## BEGIN GIVEN RECORDS

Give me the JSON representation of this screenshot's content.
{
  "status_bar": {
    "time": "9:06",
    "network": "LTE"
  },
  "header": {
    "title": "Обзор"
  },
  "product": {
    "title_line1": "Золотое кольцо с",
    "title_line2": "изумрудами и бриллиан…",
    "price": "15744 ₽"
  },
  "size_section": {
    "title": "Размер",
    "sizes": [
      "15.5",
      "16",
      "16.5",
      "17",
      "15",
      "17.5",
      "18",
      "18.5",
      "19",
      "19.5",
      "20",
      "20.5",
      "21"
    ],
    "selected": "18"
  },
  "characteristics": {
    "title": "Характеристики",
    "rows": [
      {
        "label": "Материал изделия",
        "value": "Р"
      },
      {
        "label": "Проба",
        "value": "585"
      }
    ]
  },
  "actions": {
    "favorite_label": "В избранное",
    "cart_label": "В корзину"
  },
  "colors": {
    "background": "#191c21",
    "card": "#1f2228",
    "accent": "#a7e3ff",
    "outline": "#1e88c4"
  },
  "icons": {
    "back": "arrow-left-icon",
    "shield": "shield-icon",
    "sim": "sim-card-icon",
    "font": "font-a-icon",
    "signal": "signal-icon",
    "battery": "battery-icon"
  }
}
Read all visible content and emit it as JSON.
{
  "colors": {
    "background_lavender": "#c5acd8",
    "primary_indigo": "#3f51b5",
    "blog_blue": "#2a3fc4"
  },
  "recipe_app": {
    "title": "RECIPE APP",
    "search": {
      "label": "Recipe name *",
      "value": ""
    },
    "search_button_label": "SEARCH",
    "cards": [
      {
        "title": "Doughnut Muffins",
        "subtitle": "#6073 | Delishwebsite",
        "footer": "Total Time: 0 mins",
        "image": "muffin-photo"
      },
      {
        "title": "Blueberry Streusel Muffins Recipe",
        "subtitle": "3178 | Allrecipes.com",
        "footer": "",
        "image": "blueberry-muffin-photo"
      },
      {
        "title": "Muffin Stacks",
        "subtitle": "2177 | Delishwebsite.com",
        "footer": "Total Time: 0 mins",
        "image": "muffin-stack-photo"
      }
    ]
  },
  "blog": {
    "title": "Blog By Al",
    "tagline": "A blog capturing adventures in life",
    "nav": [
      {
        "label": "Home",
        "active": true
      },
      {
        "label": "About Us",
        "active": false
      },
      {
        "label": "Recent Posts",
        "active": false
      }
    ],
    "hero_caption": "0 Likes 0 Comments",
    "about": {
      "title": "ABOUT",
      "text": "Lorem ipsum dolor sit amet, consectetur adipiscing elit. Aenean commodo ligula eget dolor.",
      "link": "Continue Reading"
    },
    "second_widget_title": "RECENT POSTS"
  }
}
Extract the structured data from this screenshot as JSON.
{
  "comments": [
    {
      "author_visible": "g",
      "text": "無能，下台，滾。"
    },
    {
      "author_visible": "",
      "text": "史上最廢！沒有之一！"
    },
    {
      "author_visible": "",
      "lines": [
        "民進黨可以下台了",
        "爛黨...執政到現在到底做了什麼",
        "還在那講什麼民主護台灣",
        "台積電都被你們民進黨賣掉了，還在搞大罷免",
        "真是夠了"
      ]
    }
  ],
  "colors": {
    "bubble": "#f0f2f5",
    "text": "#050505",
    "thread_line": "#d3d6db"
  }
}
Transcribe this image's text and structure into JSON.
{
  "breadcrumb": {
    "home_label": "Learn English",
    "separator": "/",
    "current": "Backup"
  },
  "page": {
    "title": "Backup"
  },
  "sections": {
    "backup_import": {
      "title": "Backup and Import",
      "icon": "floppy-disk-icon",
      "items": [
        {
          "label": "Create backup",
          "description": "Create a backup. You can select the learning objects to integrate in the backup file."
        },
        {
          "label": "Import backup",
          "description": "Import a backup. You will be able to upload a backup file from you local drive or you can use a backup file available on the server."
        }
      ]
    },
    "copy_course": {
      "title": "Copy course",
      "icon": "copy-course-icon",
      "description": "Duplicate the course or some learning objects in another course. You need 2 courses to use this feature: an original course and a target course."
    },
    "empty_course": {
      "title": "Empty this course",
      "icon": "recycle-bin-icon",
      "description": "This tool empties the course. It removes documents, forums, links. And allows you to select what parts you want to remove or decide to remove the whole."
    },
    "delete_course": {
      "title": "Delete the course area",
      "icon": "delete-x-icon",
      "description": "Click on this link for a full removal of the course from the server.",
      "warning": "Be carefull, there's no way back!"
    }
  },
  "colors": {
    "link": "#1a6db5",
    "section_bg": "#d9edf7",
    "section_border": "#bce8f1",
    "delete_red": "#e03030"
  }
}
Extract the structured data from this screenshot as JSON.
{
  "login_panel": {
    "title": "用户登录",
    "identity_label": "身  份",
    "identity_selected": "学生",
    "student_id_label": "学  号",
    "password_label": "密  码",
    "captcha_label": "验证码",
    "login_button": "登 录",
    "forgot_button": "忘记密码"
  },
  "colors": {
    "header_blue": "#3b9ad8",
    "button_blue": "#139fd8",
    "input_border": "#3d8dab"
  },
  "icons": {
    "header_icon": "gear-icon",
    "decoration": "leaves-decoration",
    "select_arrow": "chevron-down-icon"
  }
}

## END GIVEN RECORDS

#### [YOUR INSTRUCTIONS]
Extract each line from the listing above, please, and repeat it exactly.

#### [THE SOLUTION]
Give me the JSON representation of this screenshot's content.
{
  "status_bar": {
    "time": "9:06",
    "network": "LTE"
  },
  "header": {
    "title": "Обзор"
  },
  "product": {
    "title_line1": "Золотое кольцо с",
    "title_line2": "изумрудами и бриллиан…",
    "price": "15744 ₽"
  },
  "size_section": {
    "title": "Размер",
    "sizes": [
      "15.5",
      "16",
      "16.5",
      "17",
      "15",
      "17.5",
      "18",
      "18.5",
      "19",
      "19.5",
      "20",
      "20.5",
      "21"
    ],
    "selected": "18"
  },
  "characteristics": {
    "title": "Характеристики",
    "rows": [
      {
        "label": "Материал изделия",
        "value": "Р"
      },
      {
        "label": "Проба",
        "value": "585"
      }
    ]
  },
  "actions": {
    "favorite_label": "В избранное",
    "cart_label": "В корзину"
  },
  "colors": {
    "background": "#191c21",
    "card": "#1f2228",
    "accent": "#a7e3ff",
    "outline": "#1e88c4"
  },
  "icons": {
    "back": "arrow-left-icon",
    "shield": "shield-icon",
    "sim": "sim-card-icon",
    "font": "font-a-icon",
    "signal": "signal-icon",
    "battery": "battery-icon"
  }
}
Read all visible content and emit it as JSON.
{
  "colors": {
    "background_lavender": "#c5acd8",
    "primary_indigo": "#3f51b5",
    "blog_blue": "#2a3fc4"
  },
  "recipe_app": {
    "title": "RECIPE APP",
    "search": {
      "label": "Recipe name *",
      "value": ""
    },
    "search_button_label": "SEARCH",
    "cards": [
      {
        "title": "Doughnut Muffins",
        "subtitle": "#6073 | Delishwebsite",
        "footer": "Total Time: 0 mins",
        "image": "muffin-photo"
      },
      {
        "title": "Blueberry Streusel Muffins Recipe",
        "subtitle": "3178 | Allrecipes.com",
        "footer": "",
        "image": "blueberry-muffin-photo"
      },
      {
        "title": "Muffin Stacks",
        "subtitle": "2177 | Delishwebsite.com",
        "footer": "Total Time: 0 mins",
        "image": "muffin-stack-photo"
      }
    ]
  },
  "blog": {
    "title": "Blog By Al",
    "tagline": "A blog capturing adventures in life",
    "nav": [
      {
        "label": "Home",
        "active": true
      },
      {
        "label": "About Us",
        "active": false
      },
      {
        "label": "Recent Posts",
        "active": false
      }
    ],
    "hero_caption": "0 Likes 0 Comments",
    "about": {
      "title": "ABOUT",
      "text": "Lorem ipsum dolor sit amet, consectetur adipiscing elit. Aenean commodo ligula eget dolor.",
      "link": "Continue Reading"
    },
    "second_widget_title": "RECENT POSTS"
  }
}
Extract the structured data from this screenshot as JSON.
{
  "comments": [
    {
      "author_visible": "g",
      "text": "無能，下台，滾。"
    },
    {
      "author_visible": "",
      "text": "史上最廢！沒有之一！"
    },
    {
      "author_visible": "",
      "lines": [
        "民進黨可以下台了",
        "爛黨...執政到現在到底做了什麼",
        "還在那講什麼民主護台灣",
        "台積電都被你們民進黨賣掉了，還在搞大罷免",
        "真是夠了"
      ]
    }
  ],
  "colors": {
    "bubble": "#f0f2f5",
    "text": "#050505",
    "thread_line": "#d3d6db"
  }
}
Transcribe this image's text and structure into JSON.
{
  "breadcrumb": {
    "home_label": "Learn English",
    "separator": "/",
    "current": "Backup"
  },
  "page": {
    "title": "Backup"
  },
  "sections": {
    "backup_import": {
      "title": "Backup and Import",
      "icon": "floppy-disk-icon",
      "items": [
        {
          "label": "Create backup",
          "description": "Create a backup. You can select the learning objects to integrate in the backup file."
        },
        {
          "label": "Import backup",
          "description": "Import a backup. You will be able to upload a backup file from you local drive or you can use a backup file available on the server."
        }
      ]
    },
    "copy_course": {
      "title": "Copy course",
      "icon": "copy-course-icon",
      "description": "Duplicate the course or some learning objects in another course. You need 2 courses to use this feature: an original course and a target course."
    },
    "empty_course": {
      "title": "Empty this course",
      "icon": "recycle-bin-icon",
      "description": "This tool empties the course. It removes documents, forums, links. And allows you to select what parts you want to remove or decide to remove the whole."
    },
    "delete_course": {
      "title": "Delete the course area",
      "icon": "delete-x-icon",
      "description": "Click on this link for a full removal of the course from the server.",
      "warning": "Be carefull, there's no way back!"
    }
  },
  "colors": {
    "link": "#1a6db5",
    "section_bg": "#d9edf7",
    "section_border": "#bce8f1",
    "delete_red": "#e03030"
  }
}
Extract the structured data from this screenshot as JSON.
{
  "login_panel": {
    "title": "用户登录",
    "identity_label": "身  份",
    "identity_selected": "学生",
    "student_id_label": "学  号",
    "password_label": "密  码",
    "captcha_label": "验证码",
    "login_button": "登 录",
    "forgot_button": "忘记密码"
  },
  "colors": {
    "header_blue": "#3b9ad8",
    "button_blue": "#139fd8",
    "input_border": "#3d8dab"
  },
  "icons": {
    "header_icon": "gear-icon",
    "decoration": "leaves-decoration",
    "select_arrow": "chevron-down-icon"
  }
}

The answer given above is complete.